## [Problem]
Each line below must be set down exactly; omit any image you find.

Records from a dataset:
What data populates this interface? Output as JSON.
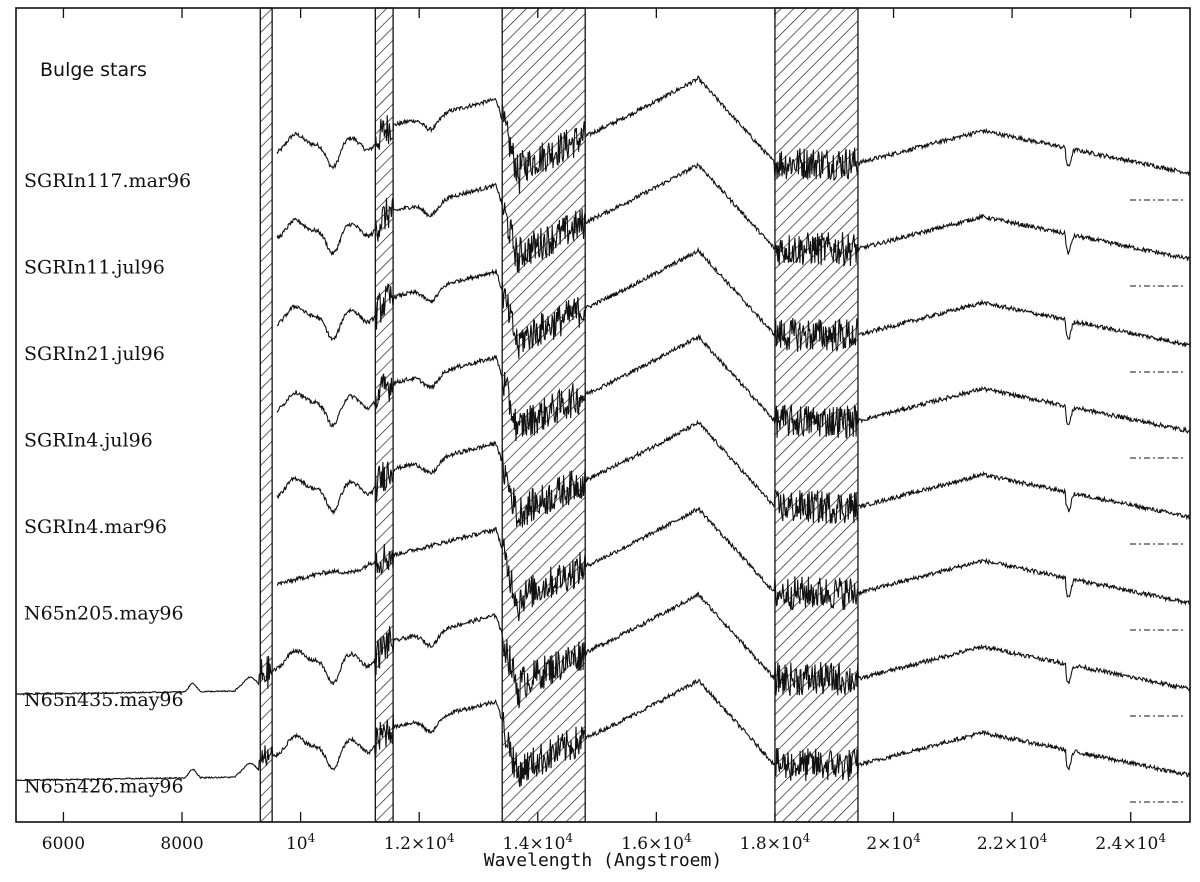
{
  "chart_data": {
    "type": "line",
    "title": "Bulge stars",
    "xlabel": "Wavelength (Angstroem)",
    "ylabel": "",
    "xlim": [
      5200,
      25000
    ],
    "x_ticks": [
      {
        "value": 6000,
        "label": "6000",
        "mant": "",
        "exp": ""
      },
      {
        "value": 8000,
        "label": "8000",
        "mant": "",
        "exp": ""
      },
      {
        "value": 10000,
        "label": "10^4",
        "mant": "10",
        "exp": "4"
      },
      {
        "value": 12000,
        "label": "1.2×10^4",
        "mant": "1.2×10",
        "exp": "4"
      },
      {
        "value": 14000,
        "label": "1.4×10^4",
        "mant": "1.4×10",
        "exp": "4"
      },
      {
        "value": 16000,
        "label": "1.6×10^4",
        "mant": "1.6×10",
        "exp": "4"
      },
      {
        "value": 18000,
        "label": "1.8×10^4",
        "mant": "1.8×10",
        "exp": "4"
      },
      {
        "value": 20000,
        "label": "2×10^4",
        "mant": "2×10",
        "exp": "4"
      },
      {
        "value": 22000,
        "label": "2.2×10^4",
        "mant": "2.2×10",
        "exp": "4"
      },
      {
        "value": 24000,
        "label": "2.4×10^4",
        "mant": "2.4×10",
        "exp": "4"
      }
    ],
    "hatched_bands": [
      [
        9320,
        9520
      ],
      [
        11260,
        11560
      ],
      [
        13400,
        14800
      ],
      [
        18000,
        19400
      ]
    ],
    "series": [
      {
        "name": "SGRIn117.mar96",
        "start": 9600,
        "spectral_type": "late"
      },
      {
        "name": "SGRIn11.jul96",
        "start": 9600,
        "spectral_type": "late"
      },
      {
        "name": "SGRIn21.jul96",
        "start": 9600,
        "spectral_type": "late"
      },
      {
        "name": "SGRIn4.jul96",
        "start": 9600,
        "spectral_type": "late"
      },
      {
        "name": "SGRIn4.mar96",
        "start": 9600,
        "spectral_type": "late"
      },
      {
        "name": "N65n205.may96",
        "start": 9600,
        "spectral_type": "early"
      },
      {
        "name": "N65n435.may96",
        "start": 5200,
        "spectral_type": "late"
      },
      {
        "name": "N65n426.may96",
        "start": 5200,
        "spectral_type": "late"
      }
    ],
    "grid": false,
    "colors": {
      "line": "#111111",
      "background": "#ffffff"
    }
  }
}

## [Result of this task]
What data populates this interface? Output as JSON.
{
  "chart_data": {
    "type": "line",
    "title": "Bulge stars",
    "xlabel": "Wavelength (Angstroem)",
    "ylabel": "",
    "xlim": [
      5200,
      25000
    ],
    "x_ticks": [
      {
        "value": 6000,
        "label": "6000",
        "mant": "",
        "exp": ""
      },
      {
        "value": 8000,
        "label": "8000",
        "mant": "",
        "exp": ""
      },
      {
        "value": 10000,
        "label": "10^4",
        "mant": "10",
        "exp": "4"
      },
      {
        "value": 12000,
        "label": "1.2×10^4",
        "mant": "1.2×10",
        "exp": "4"
      },
      {
        "value": 14000,
        "label": "1.4×10^4",
        "mant": "1.4×10",
        "exp": "4"
      },
      {
        "value": 16000,
        "label": "1.6×10^4",
        "mant": "1.6×10",
        "exp": "4"
      },
      {
        "value": 18000,
        "label": "1.8×10^4",
        "mant": "1.8×10",
        "exp": "4"
      },
      {
        "value": 20000,
        "label": "2×10^4",
        "mant": "2×10",
        "exp": "4"
      },
      {
        "value": 22000,
        "label": "2.2×10^4",
        "mant": "2.2×10",
        "exp": "4"
      },
      {
        "value": 24000,
        "label": "2.4×10^4",
        "mant": "2.4×10",
        "exp": "4"
      }
    ],
    "hatched_bands": [
      [
        9320,
        9520
      ],
      [
        11260,
        11560
      ],
      [
        13400,
        14800
      ],
      [
        18000,
        19400
      ]
    ],
    "series": [
      {
        "name": "SGRIn117.mar96",
        "start": 9600,
        "spectral_type": "late"
      },
      {
        "name": "SGRIn11.jul96",
        "start": 9600,
        "spectral_type": "late"
      },
      {
        "name": "SGRIn21.jul96",
        "start": 9600,
        "spectral_type": "late"
      },
      {
        "name": "SGRIn4.jul96",
        "start": 9600,
        "spectral_type": "late"
      },
      {
        "name": "SGRIn4.mar96",
        "start": 9600,
        "spectral_type": "late"
      },
      {
        "name": "N65n205.may96",
        "start": 9600,
        "spectral_type": "early"
      },
      {
        "name": "N65n435.may96",
        "start": 5200,
        "spectral_type": "late"
      },
      {
        "name": "N65n426.may96",
        "start": 5200,
        "spectral_type": "late"
      }
    ],
    "grid": false,
    "colors": {
      "line": "#111111",
      "background": "#ffffff"
    }
  }
}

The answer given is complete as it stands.